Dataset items

---*---

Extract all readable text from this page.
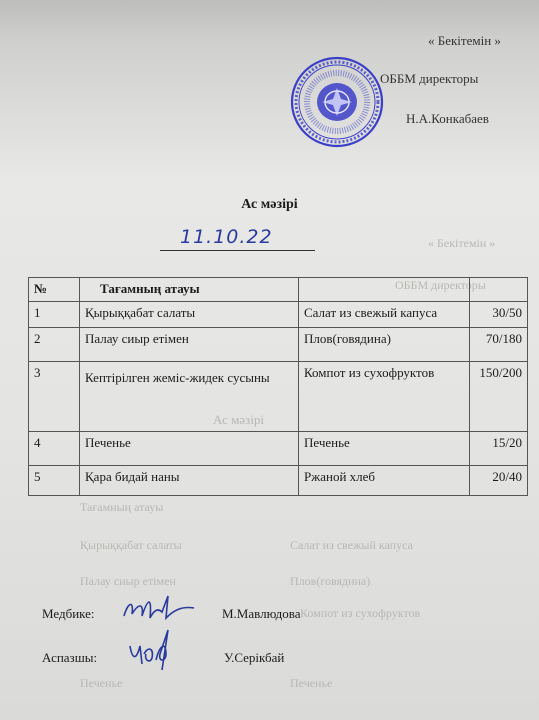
« Бекітемін »
ОББМ директоры
Ас мәзірі
Тағамның атауы
Қырыққабат салаты	Салат из свежый капуса
Палау сиыр етімен	Плов(говядина)
Компот из сухофруктов
Печенье	Печенье
« Бекітемін »
ОББМ директоры
Н.А.Конкабаев
Ас мәзірі
11.10.22
№	Тағамның атауы		
1	Қырыққабат салаты	Салат из свежый капуса	30/50
2	Палау сиыр етімен	Плов(говядина)	70/180
3	Кептірілген жеміс-жидек сусыны	Компот из сухофруктов	150/200
4	Печенье	Печенье	15/20
5	Қара бидай наны	Ржаной хлеб	20/40
Медбике:	М.Мавлюдова
Аспазшы:	У.Серікбай
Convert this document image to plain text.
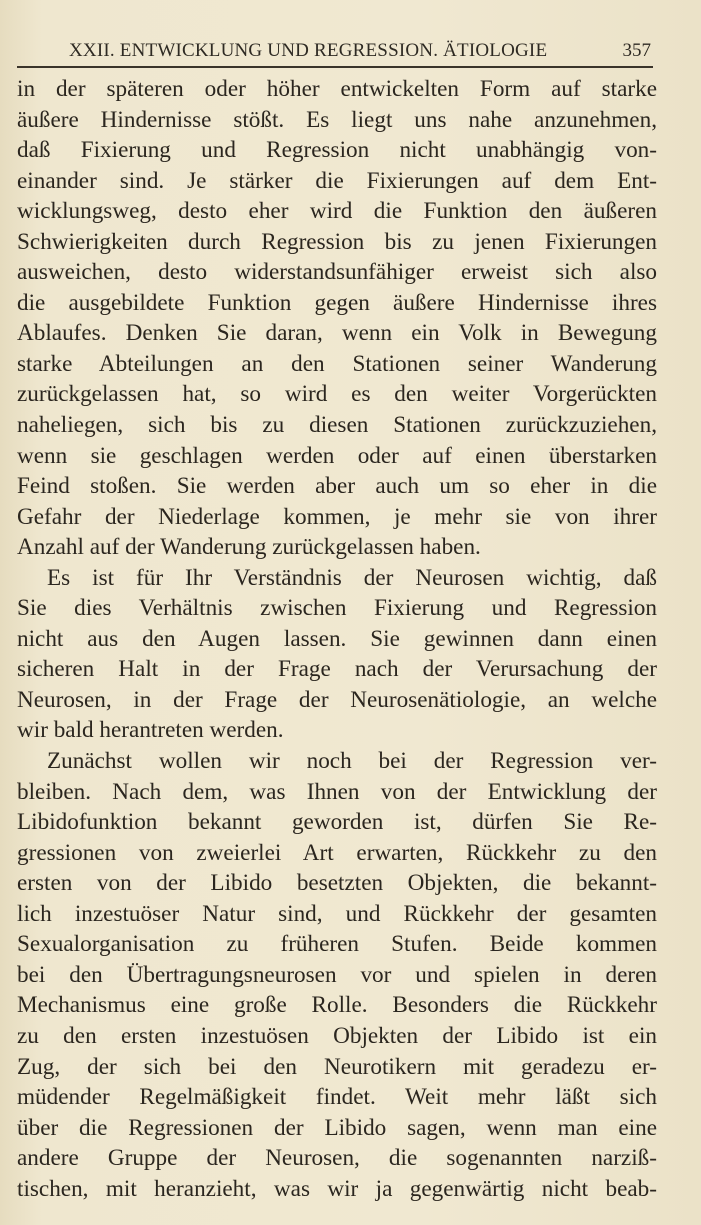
XXII. ENTWICKLUNG UND REGRESSION. ÄTIOLOGIE	357
in der späteren oder höher entwickelten Form auf starke
äußere Hindernisse stößt. Es liegt uns nahe anzunehmen,
daß Fixierung und Regression nicht unabhängig von-
einander sind. Je stärker die Fixierungen auf dem Ent-
wicklungsweg, desto eher wird die Funktion den äußeren
Schwierigkeiten durch Regression bis zu jenen Fixierungen
ausweichen, desto widerstandsunfähiger erweist sich also
die ausgebildete Funktion gegen äußere Hindernisse ihres
Ablaufes. Denken Sie daran, wenn ein Volk in Bewegung
starke Abteilungen an den Stationen seiner Wanderung
zurückgelassen hat, so wird es den weiter Vorgerückten
naheliegen, sich bis zu diesen Stationen zurückzuziehen,
wenn sie geschlagen werden oder auf einen überstarken
Feind stoßen. Sie werden aber auch um so eher in die
Gefahr der Niederlage kommen, je mehr sie von ihrer
Anzahl auf der Wanderung zurückgelassen haben.
Es ist für Ihr Verständnis der Neurosen wichtig, daß
Sie dies Verhältnis zwischen Fixierung und Regression
nicht aus den Augen lassen. Sie gewinnen dann einen
sicheren Halt in der Frage nach der Verursachung der
Neurosen, in der Frage der Neurosenätiologie, an welche
wir bald herantreten werden.
Zunächst wollen wir noch bei der Regression ver-
bleiben. Nach dem, was Ihnen von der Entwicklung der
Libidofunktion bekannt geworden ist, dürfen Sie Re-
gressionen von zweierlei Art erwarten, Rückkehr zu den
ersten von der Libido besetzten Objekten, die bekannt-
lich inzestuöser Natur sind, und Rückkehr der gesamten
Sexualorganisation zu früheren Stufen. Beide kommen
bei den Übertragungsneurosen vor und spielen in deren
Mechanismus eine große Rolle. Besonders die Rückkehr
zu den ersten inzestuösen Objekten der Libido ist ein
Zug, der sich bei den Neurotikern mit geradezu er-
müdender Regelmäßigkeit findet. Weit mehr läßt sich
über die Regressionen der Libido sagen, wenn man eine
andere Gruppe der Neurosen, die sogenannten narziß-
tischen, mit heranzieht, was wir ja gegenwärtig nicht beab-
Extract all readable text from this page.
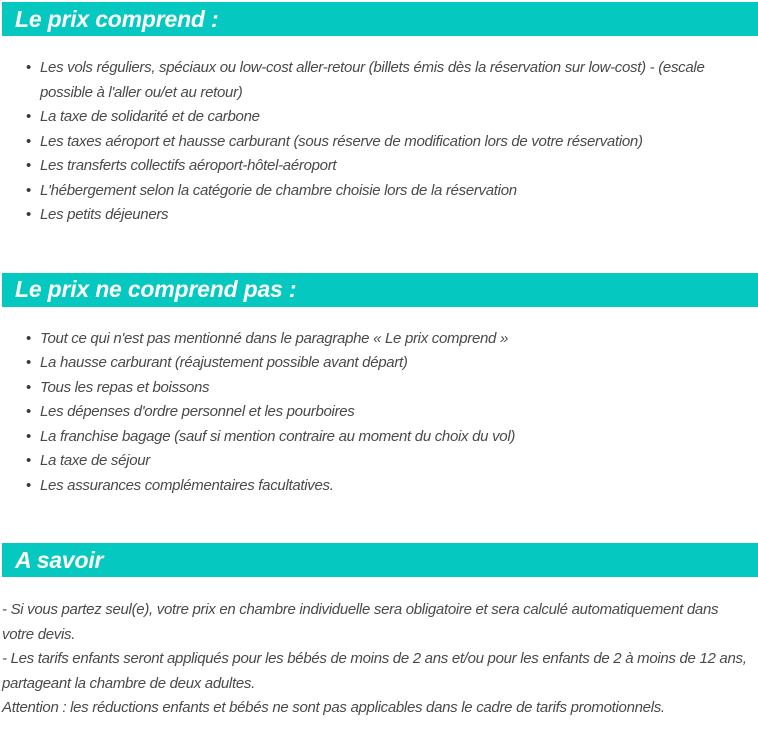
Le prix comprend :
• Les vols réguliers, spéciaux ou low-cost aller-retour (billets émis dès la réservation sur low-cost) - (escale possible à l'aller ou/et au retour)
• La taxe de solidarité et de carbone
• Les taxes aéroport et hausse carburant (sous réserve de modification lors de votre réservation)
• Les transferts collectifs aéroport-hôtel-aéroport
• L'hébergement selon la catégorie de chambre choisie lors de la réservation
• Les petits déjeuners
Le prix ne comprend pas :
• Tout ce qui n'est pas mentionné dans le paragraphe « Le prix comprend »
• La hausse carburant (réajustement possible avant départ)
• Tous les repas et boissons
• Les dépenses d'ordre personnel et les pourboires
• La franchise bagage (sauf si mention contraire au moment du choix du vol)
• La taxe de séjour
• Les assurances complémentaires facultatives.
A savoir

- Si vous partez seul(e), votre prix en chambre individuelle sera obligatoire et sera calculé automatiquement dans votre devis.

- Les tarifs enfants seront appliqués pour les bébés de moins de 2 ans et/ou pour les enfants de 2 à moins de 12 ans, partageant la chambre de deux adultes.

Attention : les réductions enfants et bébés ne sont pas applicables dans le cadre de tarifs promotionnels.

---*---

*Work to be completed*.
Output every entry verbatim. Pictures do not belong in the copy.

*Right answer*.
Extract all readable text from this page.
« Бекітемін »
ОББМ директоры
Ас мәзірі
Тағамның атауы
Қырыққабат салаты	Салат из свежый капуса
Палау сиыр етімен	Плов(говядина)
Компот из сухофруктов
Печенье	Печенье
« Бекітемін »
ОББМ директоры
Н.А.Конкабаев
Ас мәзірі
11.10.22
№	Тағамның атауы		
1	Қырыққабат салаты	Салат из свежый капуса	30/50
2	Палау сиыр етімен	Плов(говядина)	70/180
3	Кептірілген жеміс-жидек сусыны	Компот из сухофруктов	150/200
4	Печенье	Печенье	15/20
5	Қара бидай наны	Ржаной хлеб	20/40
Медбике:	М.Мавлюдова
Аспазшы:	У.Серікбай
Convert this document image to plain text.
XXII. ENTWICKLUNG UND REGRESSION. ÄTIOLOGIE	357
in der späteren oder höher entwickelten Form auf starke
äußere Hindernisse stößt. Es liegt uns nahe anzunehmen,
daß Fixierung und Regression nicht unabhängig von-
einander sind. Je stärker die Fixierungen auf dem Ent-
wicklungsweg, desto eher wird die Funktion den äußeren
Schwierigkeiten durch Regression bis zu jenen Fixierungen
ausweichen, desto widerstandsunfähiger erweist sich also
die ausgebildete Funktion gegen äußere Hindernisse ihres
Ablaufes. Denken Sie daran, wenn ein Volk in Bewegung
starke Abteilungen an den Stationen seiner Wanderung
zurückgelassen hat, so wird es den weiter Vorgerückten
naheliegen, sich bis zu diesen Stationen zurückzuziehen,
wenn sie geschlagen werden oder auf einen überstarken
Feind stoßen. Sie werden aber auch um so eher in die
Gefahr der Niederlage kommen, je mehr sie von ihrer
Anzahl auf der Wanderung zurückgelassen haben.
Es ist für Ihr Verständnis der Neurosen wichtig, daß
Sie dies Verhältnis zwischen Fixierung und Regression
nicht aus den Augen lassen. Sie gewinnen dann einen
sicheren Halt in der Frage nach der Verursachung der
Neurosen, in der Frage der Neurosenätiologie, an welche
wir bald herantreten werden.
Zunächst wollen wir noch bei der Regression ver-
bleiben. Nach dem, was Ihnen von der Entwicklung der
Libidofunktion bekannt geworden ist, dürfen Sie Re-
gressionen von zweierlei Art erwarten, Rückkehr zu den
ersten von der Libido besetzten Objekten, die bekannt-
lich inzestuöser Natur sind, und Rückkehr der gesamten
Sexualorganisation zu früheren Stufen. Beide kommen
bei den Übertragungsneurosen vor und spielen in deren
Mechanismus eine große Rolle. Besonders die Rückkehr
zu den ersten inzestuösen Objekten der Libido ist ein
Zug, der sich bei den Neurotikern mit geradezu er-
müdender Regelmäßigkeit findet. Weit mehr läßt sich
über die Regressionen der Libido sagen, wenn man eine
andere Gruppe der Neurosen, die sogenannten narziß-
tischen, mit heranzieht, was wir ja gegenwärtig nicht beab-
Extract all readable text from this page.
Le prix comprend :
• Les vols réguliers, spéciaux ou low-cost aller-retour (billets émis dès la réservation sur low-cost) - (escale possible à l'aller ou/et au retour)
• La taxe de solidarité et de carbone
• Les taxes aéroport et hausse carburant (sous réserve de modification lors de votre réservation)
• Les transferts collectifs aéroport-hôtel-aéroport
• L'hébergement selon la catégorie de chambre choisie lors de la réservation
• Les petits déjeuners
Le prix ne comprend pas :
• Tout ce qui n'est pas mentionné dans le paragraphe « Le prix comprend »
• La hausse carburant (réajustement possible avant départ)
• Tous les repas et boissons
• Les dépenses d'ordre personnel et les pourboires
• La franchise bagage (sauf si mention contraire au moment du choix du vol)
• La taxe de séjour
• Les assurances complémentaires facultatives.
A savoir

- Si vous partez seul(e), votre prix en chambre individuelle sera obligatoire et sera calculé automatiquement dans votre devis.

- Les tarifs enfants seront appliqués pour les bébés de moins de 2 ans et/ou pour les enfants de 2 à moins de 12 ans, partageant la chambre de deux adultes.

Attention : les réductions enfants et bébés ne sont pas applicables dans le cadre de tarifs promotionnels.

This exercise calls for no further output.